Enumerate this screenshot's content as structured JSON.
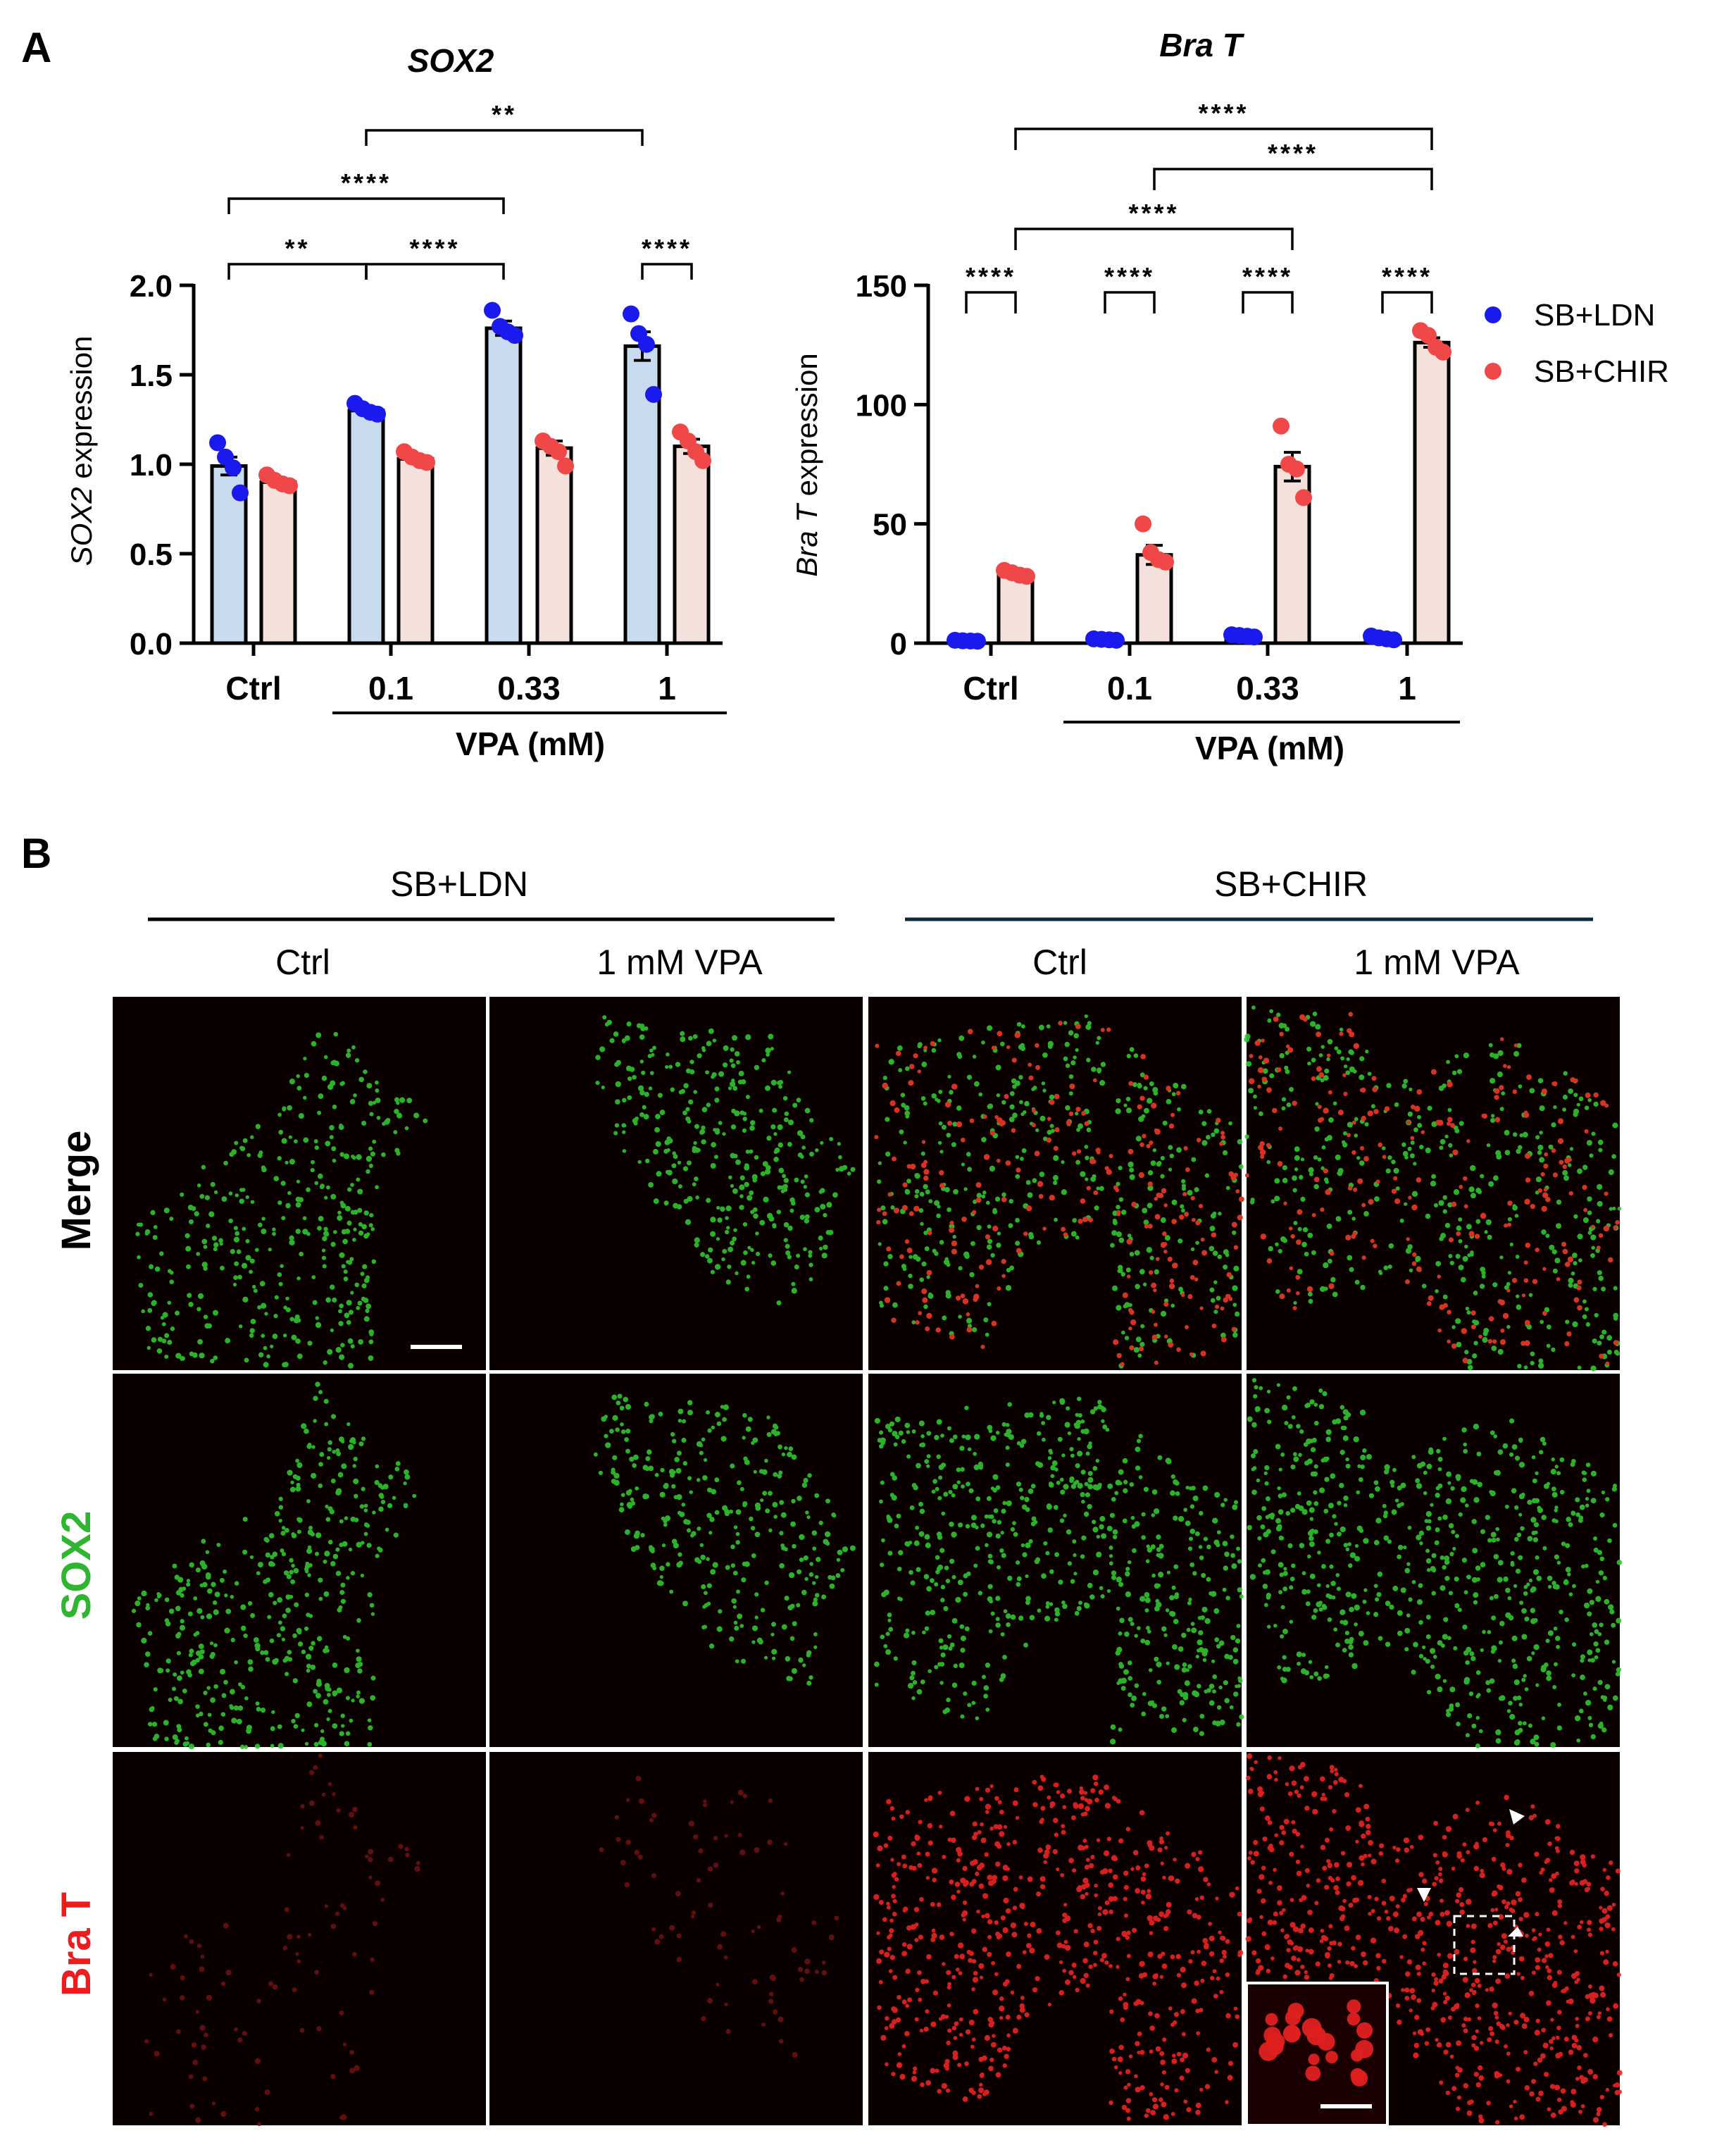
{
  "panels": {
    "a": "A",
    "b": "B"
  },
  "chart_data": [
    {
      "type": "bar",
      "title": "SOX2",
      "ylabel_italic": "SOX2",
      "ylabel_rest": " expression",
      "xlabel": "VPA (mM)",
      "categories": [
        "Ctrl",
        "0.1",
        "0.33",
        "1"
      ],
      "ylim": [
        0,
        2.0
      ],
      "yticks": [
        "0.0",
        "0.5",
        "1.0",
        "1.5",
        "2.0"
      ],
      "ytick_values": [
        0,
        0.5,
        1.0,
        1.5,
        2.0
      ],
      "series": [
        {
          "name": "SB+LDN",
          "values": [
            0.99,
            1.3,
            1.76,
            1.66
          ],
          "sem": [
            0.05,
            0.02,
            0.04,
            0.08
          ],
          "points": [
            [
              1.12,
              1.04,
              0.98,
              0.84
            ],
            [
              1.34,
              1.31,
              1.29,
              1.28
            ],
            [
              1.86,
              1.77,
              1.74,
              1.72
            ],
            [
              1.84,
              1.73,
              1.67,
              1.39
            ]
          ]
        },
        {
          "name": "SB+CHIR",
          "values": [
            0.9,
            1.03,
            1.09,
            1.1
          ],
          "sem": [
            0.02,
            0.02,
            0.04,
            0.04
          ],
          "points": [
            [
              0.94,
              0.91,
              0.89,
              0.88
            ],
            [
              1.07,
              1.04,
              1.02,
              1.01
            ],
            [
              1.13,
              1.1,
              1.07,
              0.99
            ],
            [
              1.18,
              1.13,
              1.07,
              1.02
            ]
          ]
        }
      ],
      "significance": [
        {
          "a": [
            0,
            0
          ],
          "b": [
            1,
            0
          ],
          "label": "**"
        },
        {
          "a": [
            1,
            0
          ],
          "b": [
            2,
            0
          ],
          "label": "****"
        },
        {
          "a": [
            3,
            0
          ],
          "b": [
            3,
            1
          ],
          "label": "****"
        },
        {
          "a": [
            0,
            0
          ],
          "b": [
            2,
            0
          ],
          "label": "****"
        },
        {
          "a": [
            1,
            0
          ],
          "b": [
            3,
            0
          ],
          "label": "**"
        }
      ]
    },
    {
      "type": "bar",
      "title": "Bra T",
      "ylabel_italic": "Bra T",
      "ylabel_rest": " expression",
      "xlabel": "VPA (mM)",
      "categories": [
        "Ctrl",
        "0.1",
        "0.33",
        "1"
      ],
      "ylim": [
        0,
        150
      ],
      "yticks": [
        "0",
        "50",
        "100",
        "150"
      ],
      "ytick_values": [
        0,
        50,
        100,
        150
      ],
      "series": [
        {
          "name": "SB+LDN",
          "values": [
            1,
            1.5,
            3,
            2
          ],
          "sem": [
            0.3,
            0.4,
            0.6,
            0.5
          ],
          "points": [
            [
              1.2,
              1.0,
              0.9,
              0.8
            ],
            [
              1.8,
              1.6,
              1.4,
              1.2
            ],
            [
              3.5,
              3.2,
              2.9,
              2.6
            ],
            [
              3.0,
              2.2,
              1.8,
              1.4
            ]
          ]
        },
        {
          "name": "SB+CHIR",
          "values": [
            29,
            37,
            74,
            126
          ],
          "sem": [
            1.2,
            4,
            6,
            2
          ],
          "points": [
            [
              30.5,
              29.5,
              28.5,
              28.0
            ],
            [
              50,
              38,
              35,
              34
            ],
            [
              91,
              75,
              73,
              61
            ],
            [
              131,
              129,
              124,
              122
            ]
          ]
        }
      ],
      "significance": [
        {
          "a": [
            0,
            0
          ],
          "b": [
            0,
            1
          ],
          "label": "****"
        },
        {
          "a": [
            1,
            0
          ],
          "b": [
            1,
            1
          ],
          "label": "****"
        },
        {
          "a": [
            2,
            0
          ],
          "b": [
            2,
            1
          ],
          "label": "****"
        },
        {
          "a": [
            3,
            0
          ],
          "b": [
            3,
            1
          ],
          "label": "****"
        },
        {
          "a": [
            0,
            1
          ],
          "b": [
            2,
            1
          ],
          "label": "****"
        },
        {
          "a": [
            1,
            1
          ],
          "b": [
            3,
            1
          ],
          "label": "****"
        },
        {
          "a": [
            0,
            1
          ],
          "b": [
            3,
            1
          ],
          "label": "****"
        }
      ]
    }
  ],
  "legend": [
    {
      "label": "SB+LDN",
      "color": "#1a1aee"
    },
    {
      "label": "SB+CHIR",
      "color": "#f04848"
    }
  ],
  "colors": {
    "ldn_bar": "#c9dcef",
    "chir_bar": "#f4e1dc",
    "ldn_dot": "#1a1aee",
    "chir_dot": "#f04848",
    "green": "#2fc42f",
    "red": "#ee2222"
  },
  "micro": {
    "groups": [
      {
        "label": "SB+LDN",
        "line_color": "#000000"
      },
      {
        "label": "SB+CHIR",
        "line_color": "#0d2a3a"
      }
    ],
    "columns": [
      "Ctrl",
      "1 mM VPA",
      "Ctrl",
      "1 mM VPA"
    ],
    "rows": [
      {
        "label": "Merge",
        "color": "#000000"
      },
      {
        "label": "SOX2",
        "color": "#2fb52f"
      },
      {
        "label": "Bra T",
        "color": "#ee1c1c"
      }
    ]
  }
}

Exercise objective: Leave the images out, please, and restate each line word for word.

Reply to the task:
Enumerate this screenshot's content as structured JSON.
{
  "panels": {
    "a": "A",
    "b": "B"
  },
  "chart_data": [
    {
      "type": "bar",
      "title": "SOX2",
      "ylabel_italic": "SOX2",
      "ylabel_rest": " expression",
      "xlabel": "VPA (mM)",
      "categories": [
        "Ctrl",
        "0.1",
        "0.33",
        "1"
      ],
      "ylim": [
        0,
        2.0
      ],
      "yticks": [
        "0.0",
        "0.5",
        "1.0",
        "1.5",
        "2.0"
      ],
      "ytick_values": [
        0,
        0.5,
        1.0,
        1.5,
        2.0
      ],
      "series": [
        {
          "name": "SB+LDN",
          "values": [
            0.99,
            1.3,
            1.76,
            1.66
          ],
          "sem": [
            0.05,
            0.02,
            0.04,
            0.08
          ],
          "points": [
            [
              1.12,
              1.04,
              0.98,
              0.84
            ],
            [
              1.34,
              1.31,
              1.29,
              1.28
            ],
            [
              1.86,
              1.77,
              1.74,
              1.72
            ],
            [
              1.84,
              1.73,
              1.67,
              1.39
            ]
          ]
        },
        {
          "name": "SB+CHIR",
          "values": [
            0.9,
            1.03,
            1.09,
            1.1
          ],
          "sem": [
            0.02,
            0.02,
            0.04,
            0.04
          ],
          "points": [
            [
              0.94,
              0.91,
              0.89,
              0.88
            ],
            [
              1.07,
              1.04,
              1.02,
              1.01
            ],
            [
              1.13,
              1.1,
              1.07,
              0.99
            ],
            [
              1.18,
              1.13,
              1.07,
              1.02
            ]
          ]
        }
      ],
      "significance": [
        {
          "a": [
            0,
            0
          ],
          "b": [
            1,
            0
          ],
          "label": "**"
        },
        {
          "a": [
            1,
            0
          ],
          "b": [
            2,
            0
          ],
          "label": "****"
        },
        {
          "a": [
            3,
            0
          ],
          "b": [
            3,
            1
          ],
          "label": "****"
        },
        {
          "a": [
            0,
            0
          ],
          "b": [
            2,
            0
          ],
          "label": "****"
        },
        {
          "a": [
            1,
            0
          ],
          "b": [
            3,
            0
          ],
          "label": "**"
        }
      ]
    },
    {
      "type": "bar",
      "title": "Bra T",
      "ylabel_italic": "Bra T",
      "ylabel_rest": " expression",
      "xlabel": "VPA (mM)",
      "categories": [
        "Ctrl",
        "0.1",
        "0.33",
        "1"
      ],
      "ylim": [
        0,
        150
      ],
      "yticks": [
        "0",
        "50",
        "100",
        "150"
      ],
      "ytick_values": [
        0,
        50,
        100,
        150
      ],
      "series": [
        {
          "name": "SB+LDN",
          "values": [
            1,
            1.5,
            3,
            2
          ],
          "sem": [
            0.3,
            0.4,
            0.6,
            0.5
          ],
          "points": [
            [
              1.2,
              1.0,
              0.9,
              0.8
            ],
            [
              1.8,
              1.6,
              1.4,
              1.2
            ],
            [
              3.5,
              3.2,
              2.9,
              2.6
            ],
            [
              3.0,
              2.2,
              1.8,
              1.4
            ]
          ]
        },
        {
          "name": "SB+CHIR",
          "values": [
            29,
            37,
            74,
            126
          ],
          "sem": [
            1.2,
            4,
            6,
            2
          ],
          "points": [
            [
              30.5,
              29.5,
              28.5,
              28.0
            ],
            [
              50,
              38,
              35,
              34
            ],
            [
              91,
              75,
              73,
              61
            ],
            [
              131,
              129,
              124,
              122
            ]
          ]
        }
      ],
      "significance": [
        {
          "a": [
            0,
            0
          ],
          "b": [
            0,
            1
          ],
          "label": "****"
        },
        {
          "a": [
            1,
            0
          ],
          "b": [
            1,
            1
          ],
          "label": "****"
        },
        {
          "a": [
            2,
            0
          ],
          "b": [
            2,
            1
          ],
          "label": "****"
        },
        {
          "a": [
            3,
            0
          ],
          "b": [
            3,
            1
          ],
          "label": "****"
        },
        {
          "a": [
            0,
            1
          ],
          "b": [
            2,
            1
          ],
          "label": "****"
        },
        {
          "a": [
            1,
            1
          ],
          "b": [
            3,
            1
          ],
          "label": "****"
        },
        {
          "a": [
            0,
            1
          ],
          "b": [
            3,
            1
          ],
          "label": "****"
        }
      ]
    }
  ],
  "legend": [
    {
      "label": "SB+LDN",
      "color": "#1a1aee"
    },
    {
      "label": "SB+CHIR",
      "color": "#f04848"
    }
  ],
  "colors": {
    "ldn_bar": "#c9dcef",
    "chir_bar": "#f4e1dc",
    "ldn_dot": "#1a1aee",
    "chir_dot": "#f04848",
    "green": "#2fc42f",
    "red": "#ee2222"
  },
  "micro": {
    "groups": [
      {
        "label": "SB+LDN",
        "line_color": "#000000"
      },
      {
        "label": "SB+CHIR",
        "line_color": "#0d2a3a"
      }
    ],
    "columns": [
      "Ctrl",
      "1 mM VPA",
      "Ctrl",
      "1 mM VPA"
    ],
    "rows": [
      {
        "label": "Merge",
        "color": "#000000"
      },
      {
        "label": "SOX2",
        "color": "#2fb52f"
      },
      {
        "label": "Bra T",
        "color": "#ee1c1c"
      }
    ]
  }
}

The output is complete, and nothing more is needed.